▶ **Aim of the task**
Do any lines in the data below contain "организации"? If so, copy every one of them.

---- Rows

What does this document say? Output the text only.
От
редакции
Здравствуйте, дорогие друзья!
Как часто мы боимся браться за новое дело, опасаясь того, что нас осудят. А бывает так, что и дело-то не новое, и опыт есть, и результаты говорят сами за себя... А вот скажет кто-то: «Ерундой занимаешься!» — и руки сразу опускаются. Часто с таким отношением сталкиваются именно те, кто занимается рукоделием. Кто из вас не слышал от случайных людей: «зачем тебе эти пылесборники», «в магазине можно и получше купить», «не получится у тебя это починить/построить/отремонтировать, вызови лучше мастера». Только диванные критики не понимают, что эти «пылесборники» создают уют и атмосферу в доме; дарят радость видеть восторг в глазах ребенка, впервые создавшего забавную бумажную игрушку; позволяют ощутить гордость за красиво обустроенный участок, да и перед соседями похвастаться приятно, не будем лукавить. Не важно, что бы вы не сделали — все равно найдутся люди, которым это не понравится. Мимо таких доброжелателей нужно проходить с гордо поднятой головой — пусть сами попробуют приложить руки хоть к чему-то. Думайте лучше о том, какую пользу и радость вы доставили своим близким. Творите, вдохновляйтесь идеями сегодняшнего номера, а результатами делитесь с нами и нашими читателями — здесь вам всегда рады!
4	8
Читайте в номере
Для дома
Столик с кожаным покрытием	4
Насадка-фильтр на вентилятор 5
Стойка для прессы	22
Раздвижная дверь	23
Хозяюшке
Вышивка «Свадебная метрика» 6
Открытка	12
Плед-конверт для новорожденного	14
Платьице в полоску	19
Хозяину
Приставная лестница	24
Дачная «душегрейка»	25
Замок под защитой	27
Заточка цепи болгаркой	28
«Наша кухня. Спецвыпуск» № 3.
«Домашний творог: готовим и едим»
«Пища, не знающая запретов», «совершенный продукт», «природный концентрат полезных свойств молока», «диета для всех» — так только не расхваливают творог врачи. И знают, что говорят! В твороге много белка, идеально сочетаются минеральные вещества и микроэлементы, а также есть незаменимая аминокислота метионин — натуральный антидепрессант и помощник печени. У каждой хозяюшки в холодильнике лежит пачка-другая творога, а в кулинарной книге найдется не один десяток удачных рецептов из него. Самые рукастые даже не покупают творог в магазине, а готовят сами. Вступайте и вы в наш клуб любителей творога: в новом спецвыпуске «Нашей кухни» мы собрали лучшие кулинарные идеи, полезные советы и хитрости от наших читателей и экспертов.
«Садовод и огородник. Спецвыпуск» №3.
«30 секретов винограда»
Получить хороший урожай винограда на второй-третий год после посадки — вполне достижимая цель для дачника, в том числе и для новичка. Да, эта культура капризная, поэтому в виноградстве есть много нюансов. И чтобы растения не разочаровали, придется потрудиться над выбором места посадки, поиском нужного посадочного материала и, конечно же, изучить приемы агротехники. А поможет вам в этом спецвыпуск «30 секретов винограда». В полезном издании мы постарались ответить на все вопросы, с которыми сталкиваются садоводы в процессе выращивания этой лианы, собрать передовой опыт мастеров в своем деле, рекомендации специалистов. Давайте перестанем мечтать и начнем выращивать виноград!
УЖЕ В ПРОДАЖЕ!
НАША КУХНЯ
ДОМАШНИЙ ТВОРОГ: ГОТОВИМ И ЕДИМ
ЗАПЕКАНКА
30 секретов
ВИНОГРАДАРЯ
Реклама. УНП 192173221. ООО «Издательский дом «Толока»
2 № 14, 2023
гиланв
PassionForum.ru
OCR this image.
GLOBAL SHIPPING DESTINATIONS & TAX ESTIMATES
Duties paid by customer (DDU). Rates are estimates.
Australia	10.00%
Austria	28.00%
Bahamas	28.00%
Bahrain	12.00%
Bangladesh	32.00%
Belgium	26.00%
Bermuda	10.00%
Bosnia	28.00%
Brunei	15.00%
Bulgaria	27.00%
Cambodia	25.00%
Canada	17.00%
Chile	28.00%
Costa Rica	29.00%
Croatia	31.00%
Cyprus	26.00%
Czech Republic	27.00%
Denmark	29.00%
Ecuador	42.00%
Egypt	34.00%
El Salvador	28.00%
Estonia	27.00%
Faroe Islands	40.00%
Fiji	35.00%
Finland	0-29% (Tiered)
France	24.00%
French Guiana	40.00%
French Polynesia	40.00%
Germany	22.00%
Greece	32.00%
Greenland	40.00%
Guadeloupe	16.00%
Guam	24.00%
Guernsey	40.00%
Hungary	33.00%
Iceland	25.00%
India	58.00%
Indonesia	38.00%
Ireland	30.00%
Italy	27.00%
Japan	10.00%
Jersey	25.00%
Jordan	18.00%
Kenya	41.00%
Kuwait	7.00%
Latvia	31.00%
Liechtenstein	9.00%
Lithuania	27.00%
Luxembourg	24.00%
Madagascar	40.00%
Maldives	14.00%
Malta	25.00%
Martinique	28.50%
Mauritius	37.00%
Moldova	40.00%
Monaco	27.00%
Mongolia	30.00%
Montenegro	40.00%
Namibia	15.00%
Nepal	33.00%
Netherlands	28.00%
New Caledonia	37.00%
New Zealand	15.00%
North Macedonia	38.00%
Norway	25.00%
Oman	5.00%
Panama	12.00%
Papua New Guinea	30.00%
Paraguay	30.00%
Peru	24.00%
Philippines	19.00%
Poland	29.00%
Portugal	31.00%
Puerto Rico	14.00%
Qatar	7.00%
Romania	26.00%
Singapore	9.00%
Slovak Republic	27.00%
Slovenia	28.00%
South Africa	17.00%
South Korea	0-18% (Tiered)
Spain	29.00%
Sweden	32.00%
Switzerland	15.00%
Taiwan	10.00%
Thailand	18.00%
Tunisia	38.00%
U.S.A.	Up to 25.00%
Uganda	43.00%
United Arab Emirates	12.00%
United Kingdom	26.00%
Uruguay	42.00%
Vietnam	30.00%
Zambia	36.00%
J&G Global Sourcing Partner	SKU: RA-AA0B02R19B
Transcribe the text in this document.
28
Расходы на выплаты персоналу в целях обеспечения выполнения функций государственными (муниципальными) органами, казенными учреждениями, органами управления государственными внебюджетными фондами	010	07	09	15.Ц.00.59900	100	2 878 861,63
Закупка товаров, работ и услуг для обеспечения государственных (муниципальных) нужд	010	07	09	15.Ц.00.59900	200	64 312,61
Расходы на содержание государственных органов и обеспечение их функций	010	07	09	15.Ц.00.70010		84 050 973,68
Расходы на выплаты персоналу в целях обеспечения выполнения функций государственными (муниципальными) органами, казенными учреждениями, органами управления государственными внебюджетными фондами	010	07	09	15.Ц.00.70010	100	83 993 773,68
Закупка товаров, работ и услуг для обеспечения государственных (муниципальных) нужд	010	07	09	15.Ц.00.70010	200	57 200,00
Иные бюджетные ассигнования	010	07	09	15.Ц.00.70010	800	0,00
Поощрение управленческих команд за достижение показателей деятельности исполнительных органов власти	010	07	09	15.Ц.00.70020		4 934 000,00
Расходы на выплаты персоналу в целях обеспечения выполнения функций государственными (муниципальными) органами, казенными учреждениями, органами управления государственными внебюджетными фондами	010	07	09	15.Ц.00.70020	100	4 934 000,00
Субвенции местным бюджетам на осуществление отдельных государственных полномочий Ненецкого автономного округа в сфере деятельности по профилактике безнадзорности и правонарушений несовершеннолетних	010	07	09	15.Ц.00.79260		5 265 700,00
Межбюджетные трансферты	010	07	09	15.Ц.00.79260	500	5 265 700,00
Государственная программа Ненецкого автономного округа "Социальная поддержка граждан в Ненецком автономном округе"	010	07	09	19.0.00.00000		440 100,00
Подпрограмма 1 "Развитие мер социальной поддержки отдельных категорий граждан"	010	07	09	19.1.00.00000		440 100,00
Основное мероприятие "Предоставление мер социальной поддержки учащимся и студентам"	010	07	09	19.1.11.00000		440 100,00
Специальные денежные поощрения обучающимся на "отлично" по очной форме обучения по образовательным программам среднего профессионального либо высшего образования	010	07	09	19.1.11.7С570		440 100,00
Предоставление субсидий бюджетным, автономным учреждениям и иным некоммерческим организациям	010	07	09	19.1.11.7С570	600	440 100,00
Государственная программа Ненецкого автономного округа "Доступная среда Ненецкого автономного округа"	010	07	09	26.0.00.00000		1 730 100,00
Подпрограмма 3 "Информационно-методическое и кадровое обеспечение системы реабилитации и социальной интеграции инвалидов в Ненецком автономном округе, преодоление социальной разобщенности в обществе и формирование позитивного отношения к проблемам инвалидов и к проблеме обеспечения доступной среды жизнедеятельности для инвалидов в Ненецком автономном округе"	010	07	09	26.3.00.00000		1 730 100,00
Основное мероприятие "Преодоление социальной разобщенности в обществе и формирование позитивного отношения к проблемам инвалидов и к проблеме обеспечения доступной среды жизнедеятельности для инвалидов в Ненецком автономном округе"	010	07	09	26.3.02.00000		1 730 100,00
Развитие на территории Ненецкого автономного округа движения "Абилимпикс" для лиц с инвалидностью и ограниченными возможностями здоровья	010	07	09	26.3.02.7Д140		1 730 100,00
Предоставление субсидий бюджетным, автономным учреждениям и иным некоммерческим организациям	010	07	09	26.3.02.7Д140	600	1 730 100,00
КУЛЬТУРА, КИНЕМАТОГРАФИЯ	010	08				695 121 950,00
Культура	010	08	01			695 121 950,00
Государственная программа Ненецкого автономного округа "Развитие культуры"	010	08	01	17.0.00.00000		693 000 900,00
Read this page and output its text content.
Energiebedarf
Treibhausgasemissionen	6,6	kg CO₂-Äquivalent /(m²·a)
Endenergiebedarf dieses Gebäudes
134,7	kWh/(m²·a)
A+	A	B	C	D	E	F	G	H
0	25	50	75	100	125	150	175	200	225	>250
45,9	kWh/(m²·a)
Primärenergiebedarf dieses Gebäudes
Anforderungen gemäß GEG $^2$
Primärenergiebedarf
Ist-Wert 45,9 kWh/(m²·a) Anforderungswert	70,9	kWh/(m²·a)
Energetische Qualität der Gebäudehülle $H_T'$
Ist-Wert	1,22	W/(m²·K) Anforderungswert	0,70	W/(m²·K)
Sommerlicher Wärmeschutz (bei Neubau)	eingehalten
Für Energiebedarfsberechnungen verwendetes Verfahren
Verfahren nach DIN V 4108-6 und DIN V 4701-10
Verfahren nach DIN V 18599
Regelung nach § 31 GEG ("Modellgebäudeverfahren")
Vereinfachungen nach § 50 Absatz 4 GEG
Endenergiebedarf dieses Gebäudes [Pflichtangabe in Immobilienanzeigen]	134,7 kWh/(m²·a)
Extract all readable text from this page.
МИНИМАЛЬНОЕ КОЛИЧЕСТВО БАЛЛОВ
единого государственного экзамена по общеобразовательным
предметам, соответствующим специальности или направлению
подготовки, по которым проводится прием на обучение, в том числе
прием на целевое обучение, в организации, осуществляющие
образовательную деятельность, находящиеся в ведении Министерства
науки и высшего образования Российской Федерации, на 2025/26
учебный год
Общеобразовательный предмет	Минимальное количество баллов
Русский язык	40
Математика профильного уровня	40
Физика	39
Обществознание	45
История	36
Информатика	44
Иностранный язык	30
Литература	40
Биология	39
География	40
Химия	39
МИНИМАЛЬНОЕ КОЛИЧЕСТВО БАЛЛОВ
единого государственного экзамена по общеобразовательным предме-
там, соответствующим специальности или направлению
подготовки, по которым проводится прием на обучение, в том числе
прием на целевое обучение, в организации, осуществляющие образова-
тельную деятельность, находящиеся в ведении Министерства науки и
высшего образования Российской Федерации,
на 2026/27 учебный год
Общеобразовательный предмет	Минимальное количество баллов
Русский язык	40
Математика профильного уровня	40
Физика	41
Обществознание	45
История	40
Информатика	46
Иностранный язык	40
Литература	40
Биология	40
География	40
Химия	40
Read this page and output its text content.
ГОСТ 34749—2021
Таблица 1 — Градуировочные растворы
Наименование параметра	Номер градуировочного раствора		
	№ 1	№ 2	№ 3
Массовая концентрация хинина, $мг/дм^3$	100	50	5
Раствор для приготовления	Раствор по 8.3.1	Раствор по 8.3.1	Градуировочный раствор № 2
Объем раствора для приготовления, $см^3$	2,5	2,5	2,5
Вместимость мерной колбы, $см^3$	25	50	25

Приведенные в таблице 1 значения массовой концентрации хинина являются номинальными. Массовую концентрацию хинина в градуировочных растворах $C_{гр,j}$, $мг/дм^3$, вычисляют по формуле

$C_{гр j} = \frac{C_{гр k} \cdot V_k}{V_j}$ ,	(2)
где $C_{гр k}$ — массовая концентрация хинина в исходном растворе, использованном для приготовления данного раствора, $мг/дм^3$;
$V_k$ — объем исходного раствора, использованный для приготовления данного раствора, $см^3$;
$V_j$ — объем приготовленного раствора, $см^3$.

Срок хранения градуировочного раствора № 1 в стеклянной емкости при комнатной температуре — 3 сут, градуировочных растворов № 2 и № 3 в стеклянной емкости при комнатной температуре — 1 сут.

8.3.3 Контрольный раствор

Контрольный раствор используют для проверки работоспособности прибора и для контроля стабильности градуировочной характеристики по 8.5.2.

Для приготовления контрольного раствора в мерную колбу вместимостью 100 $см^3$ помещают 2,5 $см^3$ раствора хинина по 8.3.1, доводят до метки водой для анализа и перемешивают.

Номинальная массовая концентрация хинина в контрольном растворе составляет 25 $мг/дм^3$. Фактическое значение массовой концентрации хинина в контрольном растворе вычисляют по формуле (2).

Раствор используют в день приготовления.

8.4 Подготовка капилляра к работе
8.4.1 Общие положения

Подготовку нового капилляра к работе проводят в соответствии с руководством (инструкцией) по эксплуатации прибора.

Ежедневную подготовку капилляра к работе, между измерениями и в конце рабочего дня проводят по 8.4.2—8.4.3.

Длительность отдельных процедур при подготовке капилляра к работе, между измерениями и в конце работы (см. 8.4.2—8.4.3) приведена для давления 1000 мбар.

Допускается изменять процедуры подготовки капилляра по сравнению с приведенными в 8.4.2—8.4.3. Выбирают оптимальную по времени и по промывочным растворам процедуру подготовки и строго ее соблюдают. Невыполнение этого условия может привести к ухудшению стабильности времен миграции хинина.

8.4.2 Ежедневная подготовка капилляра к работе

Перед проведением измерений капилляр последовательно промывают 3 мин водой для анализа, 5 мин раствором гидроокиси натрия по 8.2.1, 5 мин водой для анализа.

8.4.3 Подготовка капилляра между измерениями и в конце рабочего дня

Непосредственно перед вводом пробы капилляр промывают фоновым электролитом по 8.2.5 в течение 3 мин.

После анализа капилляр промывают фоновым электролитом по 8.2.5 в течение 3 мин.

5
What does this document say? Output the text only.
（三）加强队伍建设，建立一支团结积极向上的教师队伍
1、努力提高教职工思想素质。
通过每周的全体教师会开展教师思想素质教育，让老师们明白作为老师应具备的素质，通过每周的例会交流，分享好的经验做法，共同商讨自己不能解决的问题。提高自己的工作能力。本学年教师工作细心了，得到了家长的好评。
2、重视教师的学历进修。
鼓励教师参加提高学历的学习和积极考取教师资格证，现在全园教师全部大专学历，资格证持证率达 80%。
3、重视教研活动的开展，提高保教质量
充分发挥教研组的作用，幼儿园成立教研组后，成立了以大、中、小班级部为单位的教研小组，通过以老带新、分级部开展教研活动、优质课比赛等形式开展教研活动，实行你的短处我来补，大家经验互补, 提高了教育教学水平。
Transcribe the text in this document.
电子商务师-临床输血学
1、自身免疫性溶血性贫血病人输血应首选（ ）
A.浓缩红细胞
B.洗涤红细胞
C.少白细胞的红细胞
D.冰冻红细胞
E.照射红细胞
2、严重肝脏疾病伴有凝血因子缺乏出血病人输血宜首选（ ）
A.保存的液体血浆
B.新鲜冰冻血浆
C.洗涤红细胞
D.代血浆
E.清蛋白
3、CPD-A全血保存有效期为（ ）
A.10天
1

--------

▶ **Output for this task**
прием на целевое обучение, в организации, осуществляющие
прием на целевое обучение, в организации, осуществляющие образова-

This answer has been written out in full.